* [STATED GOAL] Pull out every line with the word "DWORD" from the entries below.

(Data items)
>> BEGIN

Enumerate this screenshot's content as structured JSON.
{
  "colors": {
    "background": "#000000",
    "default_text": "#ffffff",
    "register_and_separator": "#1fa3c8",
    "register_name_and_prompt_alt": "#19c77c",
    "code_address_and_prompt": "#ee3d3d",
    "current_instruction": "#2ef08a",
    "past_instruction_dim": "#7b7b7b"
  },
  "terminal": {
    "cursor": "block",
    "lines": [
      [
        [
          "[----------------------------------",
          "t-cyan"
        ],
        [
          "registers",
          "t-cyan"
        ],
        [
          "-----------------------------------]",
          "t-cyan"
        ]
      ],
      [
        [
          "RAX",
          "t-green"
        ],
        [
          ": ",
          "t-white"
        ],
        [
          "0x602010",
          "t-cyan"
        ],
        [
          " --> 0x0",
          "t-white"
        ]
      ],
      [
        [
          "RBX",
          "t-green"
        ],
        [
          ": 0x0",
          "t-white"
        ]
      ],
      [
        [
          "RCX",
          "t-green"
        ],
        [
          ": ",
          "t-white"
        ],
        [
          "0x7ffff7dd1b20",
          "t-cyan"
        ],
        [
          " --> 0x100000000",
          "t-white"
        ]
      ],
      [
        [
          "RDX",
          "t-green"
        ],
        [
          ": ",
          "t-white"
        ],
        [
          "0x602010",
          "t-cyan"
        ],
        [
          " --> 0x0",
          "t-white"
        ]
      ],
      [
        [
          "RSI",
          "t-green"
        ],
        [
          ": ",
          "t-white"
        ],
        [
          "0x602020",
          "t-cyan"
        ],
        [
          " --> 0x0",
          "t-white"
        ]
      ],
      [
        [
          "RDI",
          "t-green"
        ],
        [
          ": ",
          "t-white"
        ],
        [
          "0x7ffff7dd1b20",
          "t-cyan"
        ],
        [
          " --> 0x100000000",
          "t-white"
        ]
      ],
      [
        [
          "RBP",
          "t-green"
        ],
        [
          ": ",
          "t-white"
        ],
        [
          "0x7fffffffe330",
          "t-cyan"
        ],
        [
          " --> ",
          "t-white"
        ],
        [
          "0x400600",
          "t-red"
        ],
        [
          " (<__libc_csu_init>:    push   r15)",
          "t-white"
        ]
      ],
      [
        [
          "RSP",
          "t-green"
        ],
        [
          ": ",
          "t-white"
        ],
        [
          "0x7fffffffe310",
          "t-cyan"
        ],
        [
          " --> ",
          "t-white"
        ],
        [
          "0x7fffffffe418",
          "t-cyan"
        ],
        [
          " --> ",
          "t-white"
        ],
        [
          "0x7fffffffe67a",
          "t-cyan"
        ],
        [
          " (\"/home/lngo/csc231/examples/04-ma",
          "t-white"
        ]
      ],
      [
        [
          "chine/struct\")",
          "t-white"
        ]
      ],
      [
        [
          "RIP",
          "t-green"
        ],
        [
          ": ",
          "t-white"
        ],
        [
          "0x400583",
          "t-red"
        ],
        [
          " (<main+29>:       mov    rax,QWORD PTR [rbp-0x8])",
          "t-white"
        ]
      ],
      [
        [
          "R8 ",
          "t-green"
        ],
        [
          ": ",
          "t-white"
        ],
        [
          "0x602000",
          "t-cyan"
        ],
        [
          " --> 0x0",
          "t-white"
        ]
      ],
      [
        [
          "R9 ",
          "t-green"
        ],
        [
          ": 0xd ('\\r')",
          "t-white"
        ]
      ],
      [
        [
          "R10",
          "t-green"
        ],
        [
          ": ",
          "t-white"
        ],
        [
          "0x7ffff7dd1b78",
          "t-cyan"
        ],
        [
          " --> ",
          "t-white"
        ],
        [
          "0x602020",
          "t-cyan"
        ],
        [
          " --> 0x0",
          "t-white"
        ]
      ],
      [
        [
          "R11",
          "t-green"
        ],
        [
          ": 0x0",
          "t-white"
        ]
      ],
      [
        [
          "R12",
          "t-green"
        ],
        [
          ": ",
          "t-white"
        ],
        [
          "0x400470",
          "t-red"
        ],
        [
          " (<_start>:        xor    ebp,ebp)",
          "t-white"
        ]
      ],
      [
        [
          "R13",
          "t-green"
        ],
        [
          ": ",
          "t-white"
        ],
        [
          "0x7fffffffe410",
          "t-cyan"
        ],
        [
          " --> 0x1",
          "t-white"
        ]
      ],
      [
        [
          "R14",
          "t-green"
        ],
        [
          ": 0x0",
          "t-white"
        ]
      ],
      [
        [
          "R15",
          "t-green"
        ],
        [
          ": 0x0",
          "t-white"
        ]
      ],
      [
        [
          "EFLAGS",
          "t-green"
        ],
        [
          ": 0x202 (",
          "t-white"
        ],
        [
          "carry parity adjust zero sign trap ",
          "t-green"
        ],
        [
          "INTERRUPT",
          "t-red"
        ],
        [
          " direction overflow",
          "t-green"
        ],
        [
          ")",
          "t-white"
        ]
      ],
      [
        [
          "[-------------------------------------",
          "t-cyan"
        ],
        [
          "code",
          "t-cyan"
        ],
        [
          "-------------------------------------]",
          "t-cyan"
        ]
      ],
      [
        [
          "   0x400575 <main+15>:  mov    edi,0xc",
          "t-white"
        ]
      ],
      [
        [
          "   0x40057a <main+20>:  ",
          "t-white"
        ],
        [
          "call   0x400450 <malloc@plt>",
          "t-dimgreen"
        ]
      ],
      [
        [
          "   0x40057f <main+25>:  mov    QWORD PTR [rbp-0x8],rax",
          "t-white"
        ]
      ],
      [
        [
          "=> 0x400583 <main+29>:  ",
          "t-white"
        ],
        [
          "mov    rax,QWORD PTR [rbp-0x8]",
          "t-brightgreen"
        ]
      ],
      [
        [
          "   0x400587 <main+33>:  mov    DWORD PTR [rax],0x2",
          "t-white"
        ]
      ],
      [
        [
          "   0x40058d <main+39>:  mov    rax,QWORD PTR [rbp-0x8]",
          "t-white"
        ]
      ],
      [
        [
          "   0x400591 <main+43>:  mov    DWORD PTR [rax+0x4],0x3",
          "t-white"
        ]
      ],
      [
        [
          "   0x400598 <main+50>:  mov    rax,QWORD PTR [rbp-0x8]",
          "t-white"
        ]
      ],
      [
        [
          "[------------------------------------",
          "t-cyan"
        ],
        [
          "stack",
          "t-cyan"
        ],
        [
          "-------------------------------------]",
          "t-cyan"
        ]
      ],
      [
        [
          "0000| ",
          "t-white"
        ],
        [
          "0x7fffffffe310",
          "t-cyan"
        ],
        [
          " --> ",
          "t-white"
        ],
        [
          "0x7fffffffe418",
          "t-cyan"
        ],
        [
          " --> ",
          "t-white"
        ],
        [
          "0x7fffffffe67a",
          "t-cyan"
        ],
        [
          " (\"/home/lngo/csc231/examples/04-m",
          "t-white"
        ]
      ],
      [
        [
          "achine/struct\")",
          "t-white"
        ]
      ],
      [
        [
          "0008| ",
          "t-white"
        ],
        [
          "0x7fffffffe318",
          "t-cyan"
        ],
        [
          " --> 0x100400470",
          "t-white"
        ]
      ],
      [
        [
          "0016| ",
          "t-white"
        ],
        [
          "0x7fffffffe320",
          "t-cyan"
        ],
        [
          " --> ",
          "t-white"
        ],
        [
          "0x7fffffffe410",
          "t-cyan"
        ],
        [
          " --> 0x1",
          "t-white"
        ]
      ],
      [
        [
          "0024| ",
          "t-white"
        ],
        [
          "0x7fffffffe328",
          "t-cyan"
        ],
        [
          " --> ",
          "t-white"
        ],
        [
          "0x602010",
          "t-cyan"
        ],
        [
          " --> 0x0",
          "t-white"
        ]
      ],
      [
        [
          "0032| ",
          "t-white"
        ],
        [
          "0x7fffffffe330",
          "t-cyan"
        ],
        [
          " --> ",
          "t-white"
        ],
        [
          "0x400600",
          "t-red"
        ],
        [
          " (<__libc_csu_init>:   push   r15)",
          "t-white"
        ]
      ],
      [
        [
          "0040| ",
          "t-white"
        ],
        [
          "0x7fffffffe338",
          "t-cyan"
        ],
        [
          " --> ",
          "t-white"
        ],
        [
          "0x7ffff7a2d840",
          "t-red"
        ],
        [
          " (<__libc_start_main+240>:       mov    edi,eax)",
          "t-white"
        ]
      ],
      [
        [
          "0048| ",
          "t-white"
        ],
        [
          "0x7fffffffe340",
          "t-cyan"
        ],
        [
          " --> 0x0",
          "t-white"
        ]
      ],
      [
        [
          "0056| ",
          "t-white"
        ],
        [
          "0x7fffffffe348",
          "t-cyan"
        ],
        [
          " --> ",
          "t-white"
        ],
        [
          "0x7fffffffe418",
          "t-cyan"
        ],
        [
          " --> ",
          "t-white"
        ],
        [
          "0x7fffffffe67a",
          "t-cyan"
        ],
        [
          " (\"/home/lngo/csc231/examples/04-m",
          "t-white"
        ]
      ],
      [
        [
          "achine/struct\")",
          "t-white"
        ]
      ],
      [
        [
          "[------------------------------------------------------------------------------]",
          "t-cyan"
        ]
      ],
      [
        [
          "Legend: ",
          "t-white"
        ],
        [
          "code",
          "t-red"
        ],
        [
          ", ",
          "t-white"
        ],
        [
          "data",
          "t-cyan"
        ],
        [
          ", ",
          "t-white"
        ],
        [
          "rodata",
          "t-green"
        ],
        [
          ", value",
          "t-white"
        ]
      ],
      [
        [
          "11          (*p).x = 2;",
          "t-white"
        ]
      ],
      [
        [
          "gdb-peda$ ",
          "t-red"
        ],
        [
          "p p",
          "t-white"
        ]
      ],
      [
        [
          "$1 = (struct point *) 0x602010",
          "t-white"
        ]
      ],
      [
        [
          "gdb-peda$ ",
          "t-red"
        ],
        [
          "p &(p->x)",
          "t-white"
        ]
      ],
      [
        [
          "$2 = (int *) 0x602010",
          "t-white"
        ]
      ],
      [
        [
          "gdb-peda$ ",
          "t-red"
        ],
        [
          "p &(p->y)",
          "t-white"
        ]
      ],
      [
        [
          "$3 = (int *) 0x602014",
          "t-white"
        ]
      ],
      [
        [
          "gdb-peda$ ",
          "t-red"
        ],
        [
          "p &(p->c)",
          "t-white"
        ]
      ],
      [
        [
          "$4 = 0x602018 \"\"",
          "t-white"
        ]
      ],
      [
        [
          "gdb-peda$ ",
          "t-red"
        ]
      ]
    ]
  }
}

>> END

* [IN RESPONSE]
          "   0x400587 <main+33>:  mov    DWORD PTR [rax],0x2",
          "   0x400591 <main+43>:  mov    DWORD PTR [rax+0x4],0x3",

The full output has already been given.